Below are the records; reproduce all of them exactly but without any images.

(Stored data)

"""

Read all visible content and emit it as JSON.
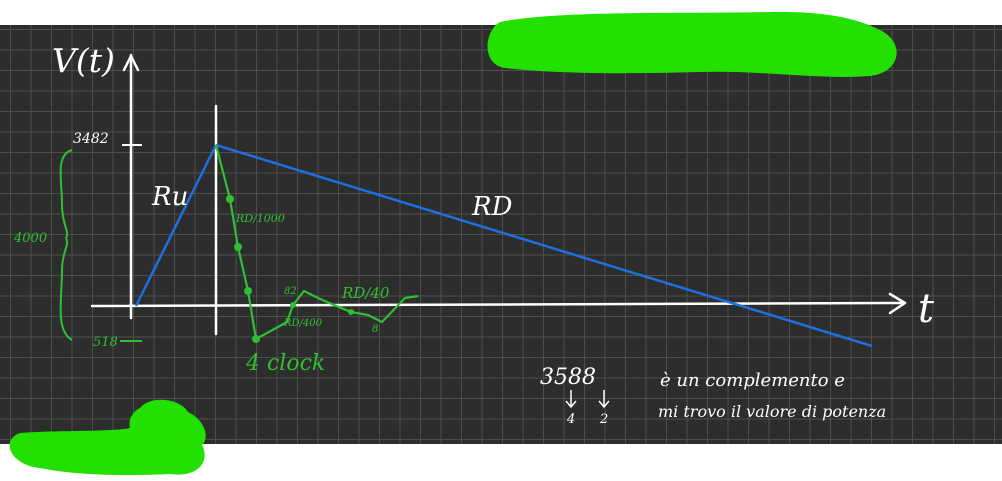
{
  "colors": {
    "board": "#2d2d2d",
    "grid": "#4e4e4e",
    "ink_white": "#ffffff",
    "ink_blue": "#1e6fe0",
    "ink_green": "#2fbf32",
    "redaction": "#22e000"
  },
  "axes": {
    "y_label": "V(t)",
    "x_label": "t"
  },
  "levels": {
    "top": "3482",
    "bottom": "518",
    "span": "4000"
  },
  "curves": {
    "ramp_up_label": "Ru",
    "ramp_down_label": "RD",
    "fast_down_label": "RD/1000",
    "medium_label": "RD/40",
    "slow_label": "RD/400",
    "tick_82": "82",
    "tick_8": "8",
    "clock_note": "4 clock"
  },
  "note": {
    "number": "3588",
    "digit_a": "4",
    "digit_b": "2",
    "line1": "è un complemento e",
    "line2": "mi trovo il valore di potenza"
  }
}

"""

__Exercise answer__
Read all visible content and emit it as JSON.
{
  "colors": {
    "board": "#2d2d2d",
    "grid": "#4e4e4e",
    "ink_white": "#ffffff",
    "ink_blue": "#1e6fe0",
    "ink_green": "#2fbf32",
    "redaction": "#22e000"
  },
  "axes": {
    "y_label": "V(t)",
    "x_label": "t"
  },
  "levels": {
    "top": "3482",
    "bottom": "518",
    "span": "4000"
  },
  "curves": {
    "ramp_up_label": "Ru",
    "ramp_down_label": "RD",
    "fast_down_label": "RD/1000",
    "medium_label": "RD/40",
    "slow_label": "RD/400",
    "tick_82": "82",
    "tick_8": "8",
    "clock_note": "4 clock"
  },
  "note": {
    "number": "3588",
    "digit_a": "4",
    "digit_b": "2",
    "line1": "è un complemento e",
    "line2": "mi trovo il valore di potenza"
  }
}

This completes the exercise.